▶ **WORKING DATA**
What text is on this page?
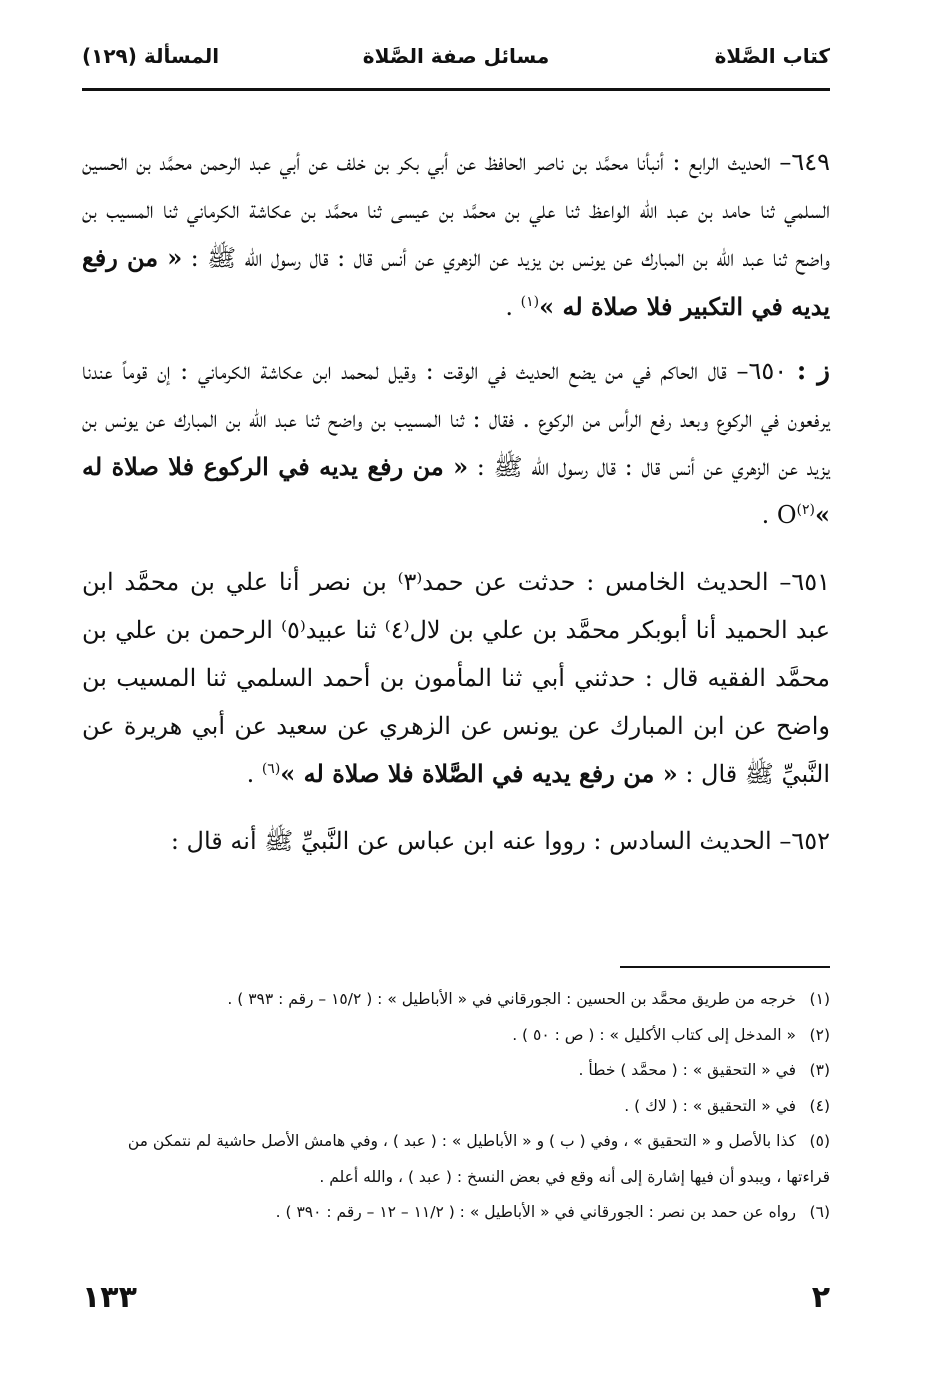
كتاب الصَّلاة
مسائل صفة الصَّلاة
المسألة (١٢٩)

٦٤٩– الحديث الرابع : أنبأنا محمَّد بن ناصر الحافظ عن أبي بكر بن خلف عن أبي عبد الرحمن محمَّد بن الحسين السلمي ثنا حامد بن عبد الله الواعظ ثنا علي بن محمَّد بن عيسى ثنا محمَّد بن عكاشة الكرماني ثنا المسيب بن واضح ثنا عبد الله بن المبارك عن يونس بن يزيد عن الزهري عن أنس قال : قال رسول الله ﷺ : « من رفع يديه في التكبير فلا صلاة له »$^{(١)}$ .

ز : ٦٥٠– قال الحاكم في من يضع الحديث في الوقت : وقيل لمحمد ابن عكاشة الكرماني : إن قوماً عندنا يرفعون في الركوع وبعد رفع الرأس من الركوع . فقال : ثنا المسيب بن واضح ثنا عبد الله بن المبارك عن يونس بن يزيد عن الزهري عن أنس قال : قال رسول الله ﷺ : « من رفع يديه في الركوع فلا صلاة له »$^{(٢)}$O .

٦٥١– الحديث الخامس : حدثت عن حمد⁽٣⁾ بن نصر أنا علي بن محمَّد ابن عبد الحميد أنا أبوبكر محمَّد بن علي بن لال⁽٤⁾ ثنا عبيد⁽٥⁾ الرحمن بن علي بن محمَّد الفقيه قال : حدثني أبي ثنا المأمون بن أحمد السلمي ثنا المسيب بن واضح عن ابن المبارك عن يونس عن الزهري عن سعيد عن أبي هريرة عن النَّبيِّ ﷺ قال : « من رفع يديه في الصَّلاة فلا صلاة له »$^{(٦)}$ .

٦٥٢– الحديث السادس : رووا عنه ابن عباس عن النَّبيِّ ﷺ أنه قال :

(١)خرجه من طريق محمَّد بن الحسين : الجورقاني في « الأباطيل » : ( ١٥/٢ – رقم : ٣٩٣ ) .

(٢)« المدخل إلى كتاب الأكليل » : ( ص : ٥٠ ) .

(٣)في « التحقيق » : ( محمَّد ) خطأ .

(٤)في « التحقيق » : ( لاك ) .

(٥)كذا بالأصل و « التحقيق » ، وفي ( ب ) و « الأباطيل » : ( عبد ) ، وفي هامش الأصل حاشية لم نتمكن من قراءتها ، ويبدو أن فيها إشارة إلى أنه وقع في بعض النسخ : ( عبد ) ، والله أعلم .

(٦)رواه عن حمد بن نصر : الجورقاني في « الأباطيل » : ( ١١/٢ – ١٢ – رقم : ٣٩٠ ) .

٢
١٣٣
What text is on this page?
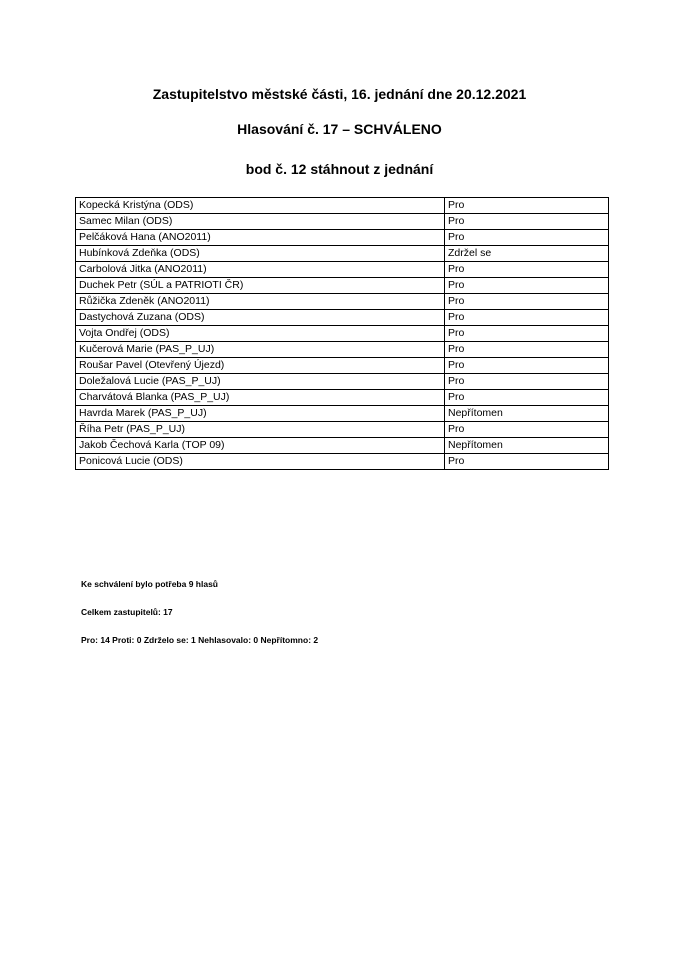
Zastupitelstvo městské části, 16. jednání dne 20.12.2021
Hlasování č. 17 – SCHVÁLENO
bod č. 12 stáhnout z jednání
Kopecká Kristýna (ODS)	Pro
Samec Milan (ODS)	Pro
Pelčáková Hana (ANO2011)	Pro
Hubínková Zdeňka (ODS)	Zdržel se
Carbolová Jitka (ANO2011)	Pro
Duchek Petr (SÚL a PATRIOTI ČR)	Pro
Růžička Zdeněk (ANO2011)	Pro
Dastychová Zuzana (ODS)	Pro
Vojta Ondřej (ODS)	Pro
Kučerová Marie (PAS_P_UJ)	Pro
Roušar Pavel (Otevřený Újezd)	Pro
Doležalová Lucie (PAS_P_UJ)	Pro
Charvátová Blanka (PAS_P_UJ)	Pro
Havrda Marek (PAS_P_UJ)	Nepřítomen
Říha Petr (PAS_P_UJ)	Pro
Jakob Čechová Karla (TOP 09)	Nepřítomen
Ponicová Lucie (ODS)	Pro
Ke schválení bylo potřeba 9 hlasů
Celkem zastupitelů: 17
Pro: 14 Proti: 0 Zdrželo se: 1 Nehlasovalo: 0 Nepřítomno: 2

▶ **WORK TO BE COMPLETED**
The answer is a single number, the count of lines in the records that contain the string "Lucie".

▶ **FULL OUTPUT**
2